OBJECTIVE – Restate the entries below word for word, omitting nothing.

--- INPUT RECORDS ---

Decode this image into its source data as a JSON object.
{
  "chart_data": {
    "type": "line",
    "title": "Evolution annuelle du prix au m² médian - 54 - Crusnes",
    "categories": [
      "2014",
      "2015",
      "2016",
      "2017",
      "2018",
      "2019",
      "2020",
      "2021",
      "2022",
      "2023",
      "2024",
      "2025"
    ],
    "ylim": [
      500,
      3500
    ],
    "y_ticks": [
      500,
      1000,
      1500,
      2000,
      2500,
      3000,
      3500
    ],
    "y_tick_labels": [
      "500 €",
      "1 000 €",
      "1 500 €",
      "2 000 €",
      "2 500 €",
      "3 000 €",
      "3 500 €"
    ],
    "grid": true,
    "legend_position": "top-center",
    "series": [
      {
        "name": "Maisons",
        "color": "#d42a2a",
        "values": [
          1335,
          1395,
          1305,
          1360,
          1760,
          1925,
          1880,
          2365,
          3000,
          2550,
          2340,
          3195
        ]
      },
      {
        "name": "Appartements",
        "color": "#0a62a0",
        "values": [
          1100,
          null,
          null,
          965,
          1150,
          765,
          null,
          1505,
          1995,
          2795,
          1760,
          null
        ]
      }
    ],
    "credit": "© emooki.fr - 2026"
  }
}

---

FINAL RESULT –
Decode this image into its source data as a JSON object.
{
  "chart_data": {
    "type": "line",
    "title": "Evolution annuelle du prix au m² médian - 54 - Crusnes",
    "categories": [
      "2014",
      "2015",
      "2016",
      "2017",
      "2018",
      "2019",
      "2020",
      "2021",
      "2022",
      "2023",
      "2024",
      "2025"
    ],
    "ylim": [
      500,
      3500
    ],
    "y_ticks": [
      500,
      1000,
      1500,
      2000,
      2500,
      3000,
      3500
    ],
    "y_tick_labels": [
      "500 €",
      "1 000 €",
      "1 500 €",
      "2 000 €",
      "2 500 €",
      "3 000 €",
      "3 500 €"
    ],
    "grid": true,
    "legend_position": "top-center",
    "series": [
      {
        "name": "Maisons",
        "color": "#d42a2a",
        "values": [
          1335,
          1395,
          1305,
          1360,
          1760,
          1925,
          1880,
          2365,
          3000,
          2550,
          2340,
          3195
        ]
      },
      {
        "name": "Appartements",
        "color": "#0a62a0",
        "values": [
          1100,
          null,
          null,
          965,
          1150,
          765,
          null,
          1505,
          1995,
          2795,
          1760,
          null
        ]
      }
    ],
    "credit": "© emooki.fr - 2026"
  }
}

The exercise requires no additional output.